Task instructions ->
(1) In the text on the hydrogen molecule, about how many times heavier than the electrons are the protons?
(2) For each statement, say whether the text on the hydrogen molecule agrees with it. Give yes or no, with the deciding words from the text quoted word for word. (a) The minimum of the energy curve sits at 0.741 ångström. (b) The Heitler-London paper worked out the vibrational frequency of H₂. (c) The full Schrödinger equation for the hydrogen molecule uses twelve coordinates.
(3) Go on with the text on the hydrogen molecule, picking up after its last sentence.

Page extract ->
==========

To even ask “what is the bond length” presupposes a piece of physics that had to be put in carefully. The hydrogen molecule has four moving particles: two protons and two electrons. The full Schrödinger equation is in twelve coordinates. Solving that directly was hopeless even for H₂, and Born and Oppenheimer had pointed out in 1927 a clean way to make it tractable. The protons are roughly 1836 times heavier than the electrons. When the protons jiggle, the electrons keep up with them effortlessly, the way a swarm of bees would stay around a slowly moving hive. You can pretend the protons are clamped at a fixed separation R, solve the electronic problem, get an electronic energy E(R), and only afterwards let the protons move in this electronic energy as if it were a potential well.

The Born-Oppenheimer approximation reduces the chemistry to a one-dimensional curve. Vary R, solve the electronic Schrödinger equation at each R, plot the resulting energy. The plot has the characteristic shape every chemist learns to draw. Far apart it is flat, at the energy of two non-interacting hydrogen atoms. As R decreases the energy first dips, finds a minimum, then rises steeply as the proton-proton repulsion overwhelms the electronic attraction at very small R. The minimum sits at R_e = 0.741 ångström. The depth from the asymptote down to the minimum is the dissociation energy D_e = 4.52 electron-volts. Both numbers are reported in chemistry handbooks to four-figure accuracy and have been confirmed by experiment and theory to twelve.

The curve does more than fix the bond length. Its curvature at the minimum determines the vibrational frequency of the molecule, because near R_e the electronic energy looks like a harmonic potential, and a harmonic potential gives evenly spaced vibrational levels separated by ℏω. Fit a parabola to the bottom of the well, read off the spring constant k, and plug into ω = √(k/μ) with μ the reduced mass of the two protons. The result for H₂ is about 4400 wavenumbers, which is a vibrational period of around 7.5 femtoseconds. Spectroscopists working with infrared light see this transition at 4161 cm⁻¹, the slight discrepancy coming from the fact that the real curve is not quite a parabola (it is anharmonic, leaning slightly to the right) and that the zero-point motion is large enough to feel the anharmonicity. The Heitler-London paper did not compute the vibrational frequency, but everything you would need to compute it is implicit in their curve.

==========

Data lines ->
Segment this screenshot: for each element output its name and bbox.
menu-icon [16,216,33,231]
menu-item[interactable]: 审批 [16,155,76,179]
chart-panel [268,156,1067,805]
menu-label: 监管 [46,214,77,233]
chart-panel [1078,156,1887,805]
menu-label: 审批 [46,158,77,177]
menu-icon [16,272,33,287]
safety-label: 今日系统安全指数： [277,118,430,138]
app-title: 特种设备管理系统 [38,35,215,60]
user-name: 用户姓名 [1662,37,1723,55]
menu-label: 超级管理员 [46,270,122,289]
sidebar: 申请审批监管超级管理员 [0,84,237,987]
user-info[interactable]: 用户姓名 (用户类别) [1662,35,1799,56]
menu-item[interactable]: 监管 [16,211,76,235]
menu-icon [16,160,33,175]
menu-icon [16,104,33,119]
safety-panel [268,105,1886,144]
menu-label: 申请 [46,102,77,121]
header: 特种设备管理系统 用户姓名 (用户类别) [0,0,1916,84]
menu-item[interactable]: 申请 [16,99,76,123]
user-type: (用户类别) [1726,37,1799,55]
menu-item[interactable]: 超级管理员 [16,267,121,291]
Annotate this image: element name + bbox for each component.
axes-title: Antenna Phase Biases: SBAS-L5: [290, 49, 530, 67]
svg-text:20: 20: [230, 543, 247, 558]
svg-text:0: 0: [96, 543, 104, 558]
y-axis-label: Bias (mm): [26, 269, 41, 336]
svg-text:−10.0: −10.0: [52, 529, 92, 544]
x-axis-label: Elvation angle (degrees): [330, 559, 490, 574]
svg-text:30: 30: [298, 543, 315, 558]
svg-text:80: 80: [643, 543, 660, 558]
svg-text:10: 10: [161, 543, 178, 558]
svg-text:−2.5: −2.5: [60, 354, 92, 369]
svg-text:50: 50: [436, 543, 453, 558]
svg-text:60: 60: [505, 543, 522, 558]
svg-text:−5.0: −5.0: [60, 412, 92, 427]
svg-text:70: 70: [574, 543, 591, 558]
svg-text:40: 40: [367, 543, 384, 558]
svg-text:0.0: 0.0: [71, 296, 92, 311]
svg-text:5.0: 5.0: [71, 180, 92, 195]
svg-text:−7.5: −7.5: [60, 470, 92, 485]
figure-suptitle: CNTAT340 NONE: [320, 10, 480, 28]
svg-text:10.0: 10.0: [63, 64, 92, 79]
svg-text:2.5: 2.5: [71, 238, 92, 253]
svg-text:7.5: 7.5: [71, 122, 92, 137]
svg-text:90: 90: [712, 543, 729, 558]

==========

Responses by item number ->
(1) Roughly 1836 times heavier.

(2)
(a) Yes: "The minimum sits at R_e = 0.741 ångström."
(b) No: "The Heitler-London paper did not compute the vibrational frequency"
(c) Yes: "The full Schrödinger equation is in twelve coordinates."

(3)
E(R) = E(R_e) + E'(R_e) (R - R_e) + (1/2) E''(R_e) (R - R_e)² + …

V(R) ≈ (1/2) k (R - R_e)², where k = E''(R_e)

ω = √(k / μ)

ν̃ = ω / (2π c)

Step back from the two curves and the calculation, and look at what the Heitler-London paper actually achieved. Before 1927 the chemical bond was a mystery covered in postulated rules: Lewis dot diagrams, valence numbers, the octet rule. Each rule worked in its narrow domain and offered no explanation of why. The Heitler-London calculation said: there is no separate physics of chemistry. There is only quantum mechanics applied to electrons and nuclei. The covalent bond is the antisymmetric combination of electron spins occupying a symmetric spatial wavefunction. The triplet is repulsive because Pauli requires the spatial part to be antisymmetric, which drives the electron density out of the bonding region. The whole edifice of organic chemistry, which would later sustain pharmaceutical research and modern biology, sits on top of this one calculation, generalized and elaborated but not, in any deep sense, fundamentally extended.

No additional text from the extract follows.